Extract the records in full, leaving every picture out.
● ● ●
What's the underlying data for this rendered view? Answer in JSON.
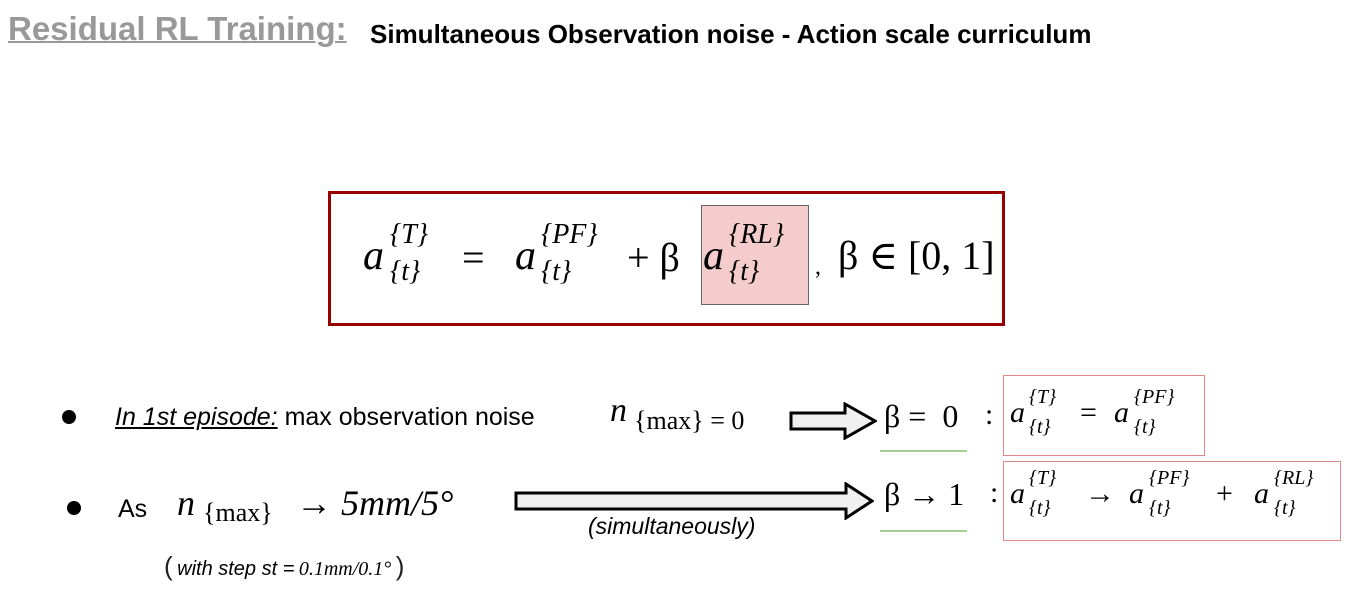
{
  "title": {
    "main": "Residual RL Training:",
    "subtitle": "Simultaneous Observation noise - Action scale curriculum"
  },
  "formula": {
    "a": "a",
    "sup_T": "{T}",
    "sub_t": "{t}",
    "equals": "=",
    "sup_PF": "{PF}",
    "plus_beta": "+ β",
    "sup_RL": "{RL}",
    "comma": ",",
    "beta_range": "β ∈ [0, 1]"
  },
  "bullets": [
    {
      "label_underlined": "In 1st episode:",
      "text": "max observation noise",
      "noise_n": "n",
      "noise_sub": "{max} = 0",
      "beta_condition": "β =  0",
      "colon": ":",
      "eq_a": "a",
      "eq_sup_left": "{T}",
      "eq_sub": "{t}",
      "eq_equals": "=",
      "eq_sup_right": "{PF}"
    },
    {
      "prefix": "As",
      "noise_n": "n",
      "noise_sub": "{max}",
      "noise_target": "→ 5mm/5°",
      "arrow_caption": "(simultaneously)",
      "beta_condition": "β → 1",
      "colon": ":",
      "eq_a": "a",
      "eq_sup_left": "{T}",
      "eq_sub": "{t}",
      "eq_arrow": "→",
      "eq_sup_mid": "{PF}",
      "eq_plus": "+",
      "eq_sup_right": "{RL}",
      "note_open": "(",
      "note_text": "with step st =",
      "note_value": "0.1mm/0.1°",
      "note_close": ")"
    }
  ],
  "colors": {
    "title_gray": "#999999",
    "box_border": "#990000",
    "highlight": "#f4cccc",
    "small_box_border": "#e08a8a",
    "green_underline": "#a9cf96"
  }
}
● ● ●
- **The output**
What's the underlying data for this rendered view? Answer in JSON.
{
  "title": {
    "main": "Residual RL Training:",
    "subtitle": "Simultaneous Observation noise - Action scale curriculum"
  },
  "formula": {
    "a": "a",
    "sup_T": "{T}",
    "sub_t": "{t}",
    "equals": "=",
    "sup_PF": "{PF}",
    "plus_beta": "+ β",
    "sup_RL": "{RL}",
    "comma": ",",
    "beta_range": "β ∈ [0, 1]"
  },
  "bullets": [
    {
      "label_underlined": "In 1st episode:",
      "text": "max observation noise",
      "noise_n": "n",
      "noise_sub": "{max} = 0",
      "beta_condition": "β =  0",
      "colon": ":",
      "eq_a": "a",
      "eq_sup_left": "{T}",
      "eq_sub": "{t}",
      "eq_equals": "=",
      "eq_sup_right": "{PF}"
    },
    {
      "prefix": "As",
      "noise_n": "n",
      "noise_sub": "{max}",
      "noise_target": "→ 5mm/5°",
      "arrow_caption": "(simultaneously)",
      "beta_condition": "β → 1",
      "colon": ":",
      "eq_a": "a",
      "eq_sup_left": "{T}",
      "eq_sub": "{t}",
      "eq_arrow": "→",
      "eq_sup_mid": "{PF}",
      "eq_plus": "+",
      "eq_sup_right": "{RL}",
      "note_open": "(",
      "note_text": "with step st =",
      "note_value": "0.1mm/0.1°",
      "note_close": ")"
    }
  ],
  "colors": {
    "title_gray": "#999999",
    "box_border": "#990000",
    "highlight": "#f4cccc",
    "small_box_border": "#e08a8a",
    "green_underline": "#a9cf96"
  }
}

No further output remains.